• What the task requires: Images are excluded; otherwise, output every record exactly.

• Data entries:
....

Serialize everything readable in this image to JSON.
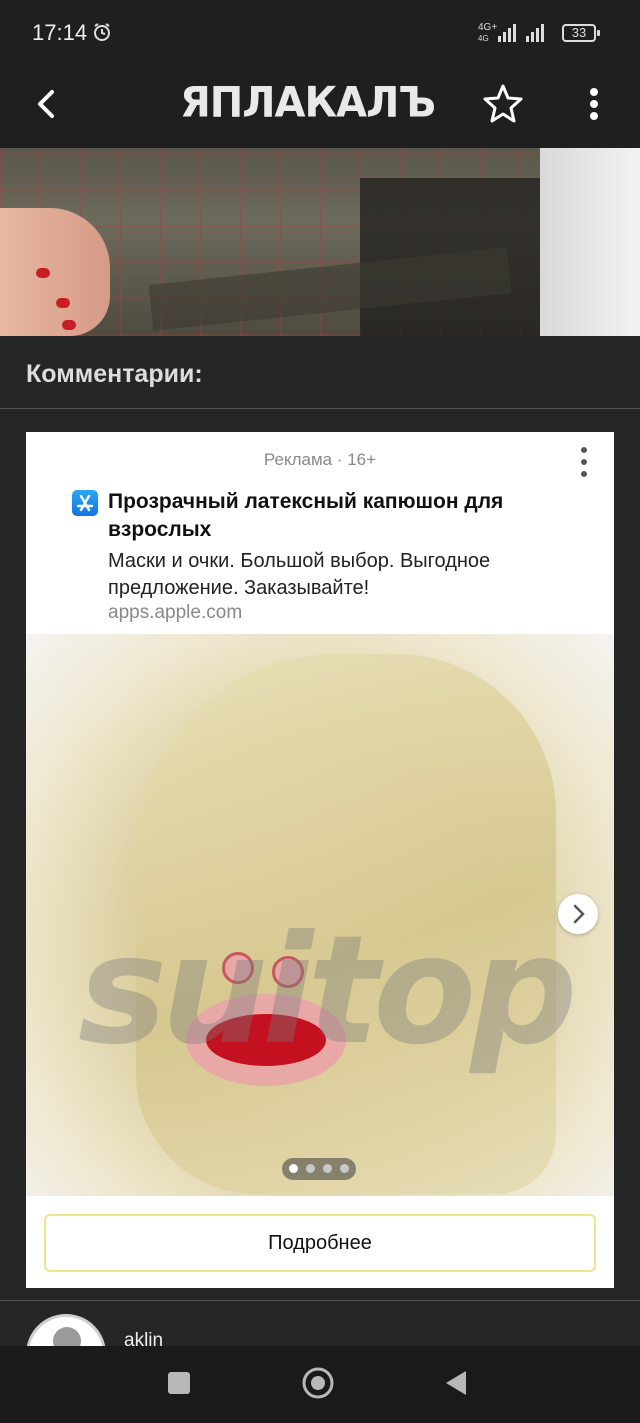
{
  "status_bar": {
    "time": "17:14",
    "network_label": "4G+",
    "network_sub": "4G",
    "battery": "33"
  },
  "toolbar": {
    "logo_text": "ЯПЛАКАЛЪ"
  },
  "comments": {
    "title": "Комментарии:"
  },
  "ad": {
    "label": "Реклама · 16+",
    "title": "Прозрачный латексный капюшон для взрослых",
    "description": "Маски и очки. Большой выбор. Выгодное предложение. Заказывайте!",
    "url": "apps.apple.com",
    "image_watermark": "suitop",
    "carousel": {
      "total": 4,
      "active": 1
    },
    "button_label": "Подробнее"
  },
  "comment": {
    "username": "aklin"
  },
  "colors": {
    "background": "#262626",
    "toolbar": "#1f1f1f",
    "ad_button_border": "#f0e48a",
    "mouth_red": "#c3111f"
  }
}
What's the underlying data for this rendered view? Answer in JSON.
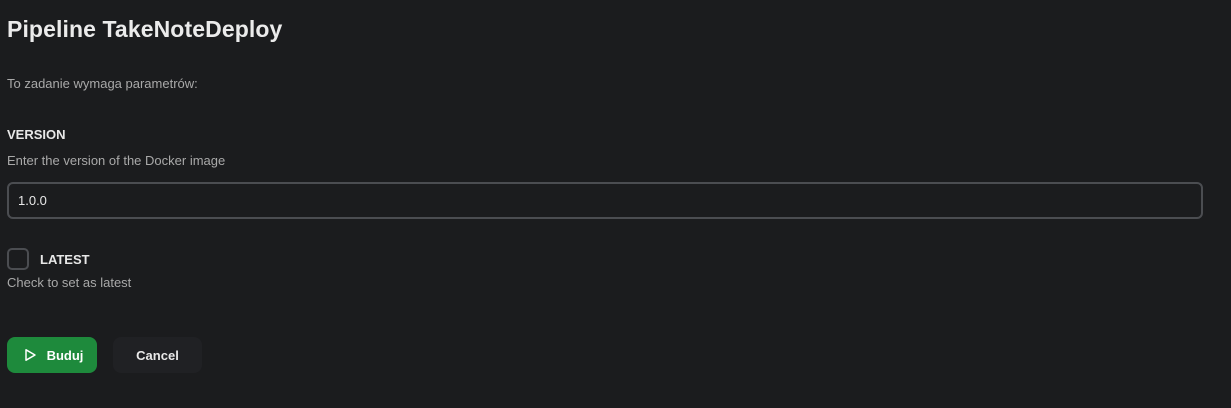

....

• Task output:
Serialize everything readable in this image to JSON.
{
  "status_bar": {
    "time": "17:14",
    "network_label": "4G+",
    "network_sub": "4G",
    "battery": "33"
  },
  "toolbar": {
    "logo_text": "ЯПЛАКАЛЪ"
  },
  "comments": {
    "title": "Комментарии:"
  },
  "ad": {
    "label": "Реклама · 16+",
    "title": "Прозрачный латексный капюшон для взрослых",
    "description": "Маски и очки. Большой выбор. Выгодное предложение. Заказывайте!",
    "url": "apps.apple.com",
    "image_watermark": "suitop",
    "carousel": {
      "total": 4,
      "active": 1
    },
    "button_label": "Подробнее"
  },
  "comment": {
    "username": "aklin"
  },
  "colors": {
    "background": "#262626",
    "toolbar": "#1f1f1f",
    "ad_button_border": "#f0e48a",
    "mouth_red": "#c3111f"
  }
}
What's the underlying data for this rendered view? Answer in JSON.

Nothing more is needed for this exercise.